> [TRECHO]:
════════
Eu, o Pedágio e a Paróquia

Como estou em uma democracia, permito-me discordar dos têrmos radicais com as resoluções aprovadas pela paróquia rodoviária sôbre pedágio, em seu recente conclave.

Dentro de uma linha de coerência de quem nunca aceitou o absoluto e vê na relatividade a imagem da falibilidade humana, nunca me coloquei contra o pedágio, pelo fato de entendê-lo como um simples ônus a acrescentar-se aos muitos que o transportador sofre. Serei contra sempre que negar suas origens.

Não restam dúvidas que em nosso país se explica o temor com que о contribuinte recebe a criação de qualquer taxa. O comum é ver-se que os governos se detêm na arrecadação e se alheiam à contrapartida do serviço que fundamentalmente deveria ser dado.

Todavia, há governos e governos. A natural desconfiança com que é recebido um nôvo grupo que ascende ao (Poder, pode-nos levar a hostilizar a criação ou inovação de taxas. Sim, porque taxa é como gelatina: de muitas côres e sabores, de muitas formas e que se amolda ao vasilhame que a contém, por mais esdrúxulo que seja. Mas quando se conhece os homens de um Govêrno e nestes se aprende a confiar, por um testemunho pregresso de realizações, todo o cidadão está no dever de dar um crédito de confiança e pensar nos aspectos positivos que possa ter a iniciativa.
════════
> [DADOS ARMAZENADOS]:
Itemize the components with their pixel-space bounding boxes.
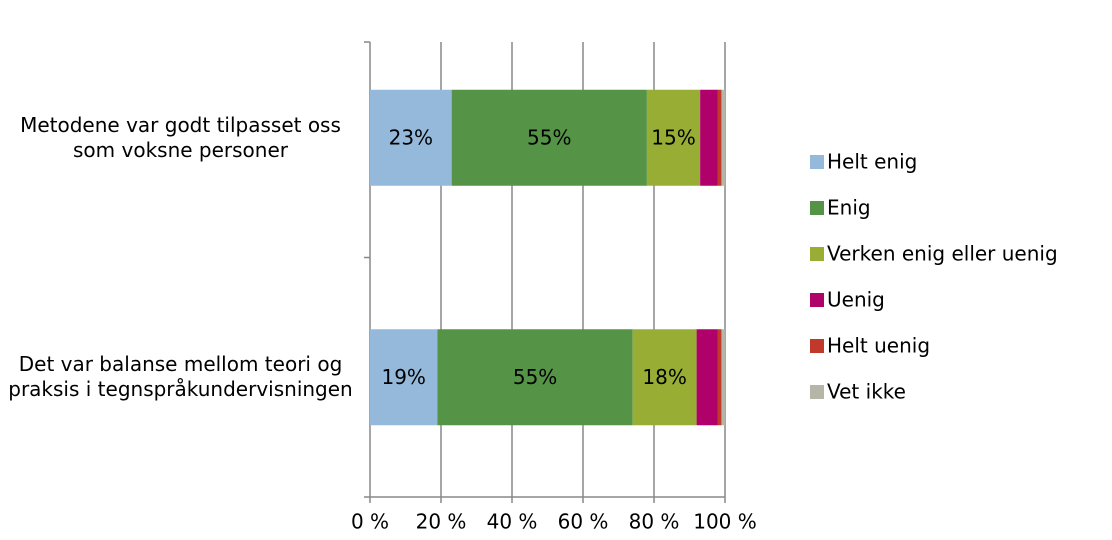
- legend-label: Helt uenig: [827, 334, 930, 358]
- data-label: 23%: [389, 125, 433, 149]
- bar-segment: [437, 329, 633, 426]
- bar-segment: [370, 329, 438, 426]
- bar-segment: [721, 329, 725, 426]
- x-tick-label: 0 %: [351, 510, 389, 534]
- x-tick-label: 20 %: [416, 510, 467, 534]
- bar-segment: [370, 89, 452, 186]
- bar-segment: [717, 89, 722, 186]
- legend-label: Uenig: [827, 288, 885, 312]
- legend-swatch: [810, 293, 824, 307]
- legend-label: Verken enig eller uenig: [827, 242, 1058, 266]
- data-label: 19%: [381, 365, 425, 389]
- legend-label: Helt enig: [827, 150, 917, 174]
- legend-swatch: [810, 339, 824, 353]
- legend-swatch: [810, 247, 824, 261]
- x-tick-label: 60 %: [558, 510, 609, 534]
- x-tick-label: 80 %: [629, 510, 680, 534]
- x-tick-label: 40 %: [487, 510, 538, 534]
- legend-swatch: [810, 385, 824, 399]
- bar-segment: [700, 89, 718, 186]
- category-label: Det var balanse mellom teori og praksis …: [8, 352, 353, 402]
- bar-segment: [632, 329, 697, 426]
- legend-swatch: [810, 155, 824, 169]
- data-label: 15%: [651, 125, 695, 149]
- bar-segment: [451, 89, 647, 186]
- legend-label: Vet ikke: [827, 380, 906, 404]
- data-label: 55%: [527, 125, 571, 149]
- category-label: Metodene var godt tilpasset oss som voks…: [20, 112, 341, 162]
- bar-segment: [646, 89, 701, 186]
- data-label: 18%: [642, 365, 686, 389]
- bar-segment: [696, 329, 718, 426]
- data-label: 55%: [513, 365, 557, 389]
- bar-segment: [717, 329, 722, 426]
- x-tick-label: 100 %: [693, 510, 757, 534]
- legend-swatch: [810, 201, 824, 215]
- bar-segment: [721, 89, 725, 186]
- legend-label: Enig: [827, 196, 871, 220]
════════
> [TAREFA]: Dê continuidade, por favor, ao texto sobre o pedágio a partir da última frase mostrada.

> [RESULTADO DO EXERCÍCIO]:
É o que sucede, neste momento em que se busca reintroduzir em nossas rodovias a instituição do pedágio.

Muito a propósito, acabo de ler um artigo assinado pelo mestre Lafayette Prado, sob título “Transportes е a Nova Carta”, onde analisa a supressão do trecho final de dispositivo da anterior Constituição que facultava à União, aos Estados e aos Municípios cobrarem pedágio para atender ao custo das vias de transporte.

Diz êle: “A cobrança do pedágio, por outro lado, constitui um acréscimo de custo, que pode ser compensado pelos benefícios diretamente oferecidos pela via sob o regime. Para tanto, é óbvio que se aplique o tributo exclusivamente quando compatível com as condições casuísticas do objeto. As vias sujeitas a pedágio devem ser bloqueadas e dispor de alternativa sem pedágio; a taxa aplicada deve ser racionalmente calculada e permanentemente sujeita à correção monetária; a cobrança deve ser feita com eficiência e economia e a autoridade arrecadadora deve, em contrapartida, oferecer serviços adicionais, em nível compatível com a taxa”.

Por isto é que o transportador se deve bater. Suas perguntas deverão ser: “Quanto me vão cobrar?”
“Que me vão dar em troca?”
“Que me oferecem como escolha, caso não possa suportar o ônus?”
“Que garantias me dão que todos quanto usarem a estrada pagarão?”
“Quais as provas que os custos de fiscalização e arrecadação permitirão que os serviços prometidos sejam executados?”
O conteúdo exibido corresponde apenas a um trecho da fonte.